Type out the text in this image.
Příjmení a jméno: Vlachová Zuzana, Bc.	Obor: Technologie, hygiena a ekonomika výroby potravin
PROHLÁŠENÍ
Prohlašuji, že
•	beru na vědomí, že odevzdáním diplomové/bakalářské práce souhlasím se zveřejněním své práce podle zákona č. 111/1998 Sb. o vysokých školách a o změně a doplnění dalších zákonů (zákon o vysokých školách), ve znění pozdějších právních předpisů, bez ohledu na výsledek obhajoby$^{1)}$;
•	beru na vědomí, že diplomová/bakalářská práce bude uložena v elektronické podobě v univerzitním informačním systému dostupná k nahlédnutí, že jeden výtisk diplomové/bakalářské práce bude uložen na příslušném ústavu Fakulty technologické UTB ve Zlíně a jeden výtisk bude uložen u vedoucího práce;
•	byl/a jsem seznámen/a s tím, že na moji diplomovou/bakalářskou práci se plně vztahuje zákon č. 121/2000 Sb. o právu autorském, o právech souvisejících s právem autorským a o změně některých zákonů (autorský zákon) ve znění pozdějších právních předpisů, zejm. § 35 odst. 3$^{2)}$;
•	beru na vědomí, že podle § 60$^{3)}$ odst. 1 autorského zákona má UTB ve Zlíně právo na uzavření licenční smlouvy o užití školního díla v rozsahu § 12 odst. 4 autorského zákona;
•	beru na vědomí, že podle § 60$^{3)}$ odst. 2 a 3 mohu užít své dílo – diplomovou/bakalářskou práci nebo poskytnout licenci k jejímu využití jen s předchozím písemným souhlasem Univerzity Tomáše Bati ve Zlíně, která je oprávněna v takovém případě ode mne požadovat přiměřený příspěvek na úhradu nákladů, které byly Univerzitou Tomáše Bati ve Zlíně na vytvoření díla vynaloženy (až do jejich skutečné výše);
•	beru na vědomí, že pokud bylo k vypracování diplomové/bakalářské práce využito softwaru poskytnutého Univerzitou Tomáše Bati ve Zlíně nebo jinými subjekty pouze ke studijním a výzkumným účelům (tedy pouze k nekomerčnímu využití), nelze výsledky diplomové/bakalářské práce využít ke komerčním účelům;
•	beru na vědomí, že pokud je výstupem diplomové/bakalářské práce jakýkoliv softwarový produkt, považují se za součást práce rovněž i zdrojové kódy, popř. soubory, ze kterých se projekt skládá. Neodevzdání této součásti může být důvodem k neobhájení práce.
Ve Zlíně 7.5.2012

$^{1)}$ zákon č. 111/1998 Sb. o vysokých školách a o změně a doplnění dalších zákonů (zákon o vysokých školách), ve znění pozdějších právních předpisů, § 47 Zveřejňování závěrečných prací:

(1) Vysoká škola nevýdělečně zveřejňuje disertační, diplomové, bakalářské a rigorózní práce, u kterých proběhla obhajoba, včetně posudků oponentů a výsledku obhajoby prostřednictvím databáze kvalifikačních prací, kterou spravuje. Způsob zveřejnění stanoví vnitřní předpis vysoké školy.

....................

Each line must be given again exactly as written above.

_WRITTEN RESPONSE_.
Type out the text in this image.
Příjmení a jméno: Vlachová Zuzana, Bc.	Obor: Technologie, hygiena a ekonomika výroby potravin
PROHLÁŠENÍ
Prohlašuji, že
•	beru na vědomí, že odevzdáním diplomové/bakalářské práce souhlasím se zveřejněním své práce podle zákona č. 111/1998 Sb. o vysokých školách a o změně a doplnění dalších zákonů (zákon o vysokých školách), ve znění pozdějších právních předpisů, bez ohledu na výsledek obhajoby$^{1)}$;
•	beru na vědomí, že diplomová/bakalářská práce bude uložena v elektronické podobě v univerzitním informačním systému dostupná k nahlédnutí, že jeden výtisk diplomové/bakalářské práce bude uložen na příslušném ústavu Fakulty technologické UTB ve Zlíně a jeden výtisk bude uložen u vedoucího práce;
•	byl/a jsem seznámen/a s tím, že na moji diplomovou/bakalářskou práci se plně vztahuje zákon č. 121/2000 Sb. o právu autorském, o právech souvisejících s právem autorským a o změně některých zákonů (autorský zákon) ve znění pozdějších právních předpisů, zejm. § 35 odst. 3$^{2)}$;
•	beru na vědomí, že podle § 60$^{3)}$ odst. 1 autorského zákona má UTB ve Zlíně právo na uzavření licenční smlouvy o užití školního díla v rozsahu § 12 odst. 4 autorského zákona;
•	beru na vědomí, že podle § 60$^{3)}$ odst. 2 a 3 mohu užít své dílo – diplomovou/bakalářskou práci nebo poskytnout licenci k jejímu využití jen s předchozím písemným souhlasem Univerzity Tomáše Bati ve Zlíně, která je oprávněna v takovém případě ode mne požadovat přiměřený příspěvek na úhradu nákladů, které byly Univerzitou Tomáše Bati ve Zlíně na vytvoření díla vynaloženy (až do jejich skutečné výše);
•	beru na vědomí, že pokud bylo k vypracování diplomové/bakalářské práce využito softwaru poskytnutého Univerzitou Tomáše Bati ve Zlíně nebo jinými subjekty pouze ke studijním a výzkumným účelům (tedy pouze k nekomerčnímu využití), nelze výsledky diplomové/bakalářské práce využít ke komerčním účelům;
•	beru na vědomí, že pokud je výstupem diplomové/bakalářské práce jakýkoliv softwarový produkt, považují se za součást práce rovněž i zdrojové kódy, popř. soubory, ze kterých se projekt skládá. Neodevzdání této součásti může být důvodem k neobhájení práce.
Ve Zlíně 7.5.2012

$^{1)}$ zákon č. 111/1998 Sb. o vysokých školách a o změně a doplnění dalších zákonů (zákon o vysokých školách), ve znění pozdějších právních předpisů, § 47 Zveřejňování závěrečných prací:

(1) Vysoká škola nevýdělečně zveřejňuje disertační, diplomové, bakalářské a rigorózní práce, u kterých proběhla obhajoba, včetně posudků oponentů a výsledku obhajoby prostřednictvím databáze kvalifikačních prací, kterou spravuje. Způsob zveřejnění stanoví vnitřní předpis vysoké školy.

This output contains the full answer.